§ MATERIAL PROVIDED:
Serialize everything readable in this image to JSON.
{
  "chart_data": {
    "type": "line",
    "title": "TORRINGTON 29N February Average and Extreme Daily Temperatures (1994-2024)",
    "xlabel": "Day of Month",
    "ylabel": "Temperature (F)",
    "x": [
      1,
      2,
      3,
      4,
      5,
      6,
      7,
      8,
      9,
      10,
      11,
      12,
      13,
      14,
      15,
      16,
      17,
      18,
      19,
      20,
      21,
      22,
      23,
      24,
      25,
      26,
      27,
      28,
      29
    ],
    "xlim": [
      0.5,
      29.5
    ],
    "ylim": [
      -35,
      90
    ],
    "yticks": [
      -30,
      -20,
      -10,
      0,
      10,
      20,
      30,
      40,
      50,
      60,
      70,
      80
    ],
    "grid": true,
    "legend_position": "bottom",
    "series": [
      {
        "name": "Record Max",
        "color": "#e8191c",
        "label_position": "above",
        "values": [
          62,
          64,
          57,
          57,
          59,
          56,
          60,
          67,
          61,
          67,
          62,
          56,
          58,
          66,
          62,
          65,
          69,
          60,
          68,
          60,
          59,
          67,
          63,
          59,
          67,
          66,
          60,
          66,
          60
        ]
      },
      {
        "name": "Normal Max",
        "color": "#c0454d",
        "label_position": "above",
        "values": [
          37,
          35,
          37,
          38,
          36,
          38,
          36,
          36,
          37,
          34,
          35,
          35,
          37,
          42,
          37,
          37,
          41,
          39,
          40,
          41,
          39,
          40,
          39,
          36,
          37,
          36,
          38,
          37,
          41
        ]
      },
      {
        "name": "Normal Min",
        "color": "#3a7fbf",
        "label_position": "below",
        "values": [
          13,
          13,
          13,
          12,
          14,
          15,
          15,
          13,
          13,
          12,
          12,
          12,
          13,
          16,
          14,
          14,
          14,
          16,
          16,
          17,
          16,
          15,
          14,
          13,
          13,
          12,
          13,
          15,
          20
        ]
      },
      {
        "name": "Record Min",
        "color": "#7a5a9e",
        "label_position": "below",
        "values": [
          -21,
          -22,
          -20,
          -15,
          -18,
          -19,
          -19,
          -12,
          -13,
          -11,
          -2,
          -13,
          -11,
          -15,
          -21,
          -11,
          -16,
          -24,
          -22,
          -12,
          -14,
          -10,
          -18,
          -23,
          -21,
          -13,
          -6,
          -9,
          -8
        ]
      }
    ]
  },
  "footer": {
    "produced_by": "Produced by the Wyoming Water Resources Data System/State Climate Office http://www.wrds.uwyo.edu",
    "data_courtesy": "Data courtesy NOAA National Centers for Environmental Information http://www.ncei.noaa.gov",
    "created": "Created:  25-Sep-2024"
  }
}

§ DIRECTIONS: Return every line holding the word "http" from the records.

§ THE REPLY:
    "produced_by": "Produced by the Wyoming Water Resources Data System/State Climate Office http://www.wrds.uwyo.edu",
    "data_courtesy": "Data courtesy NOAA National Centers for Environmental Information http://www.ncei.noaa.gov",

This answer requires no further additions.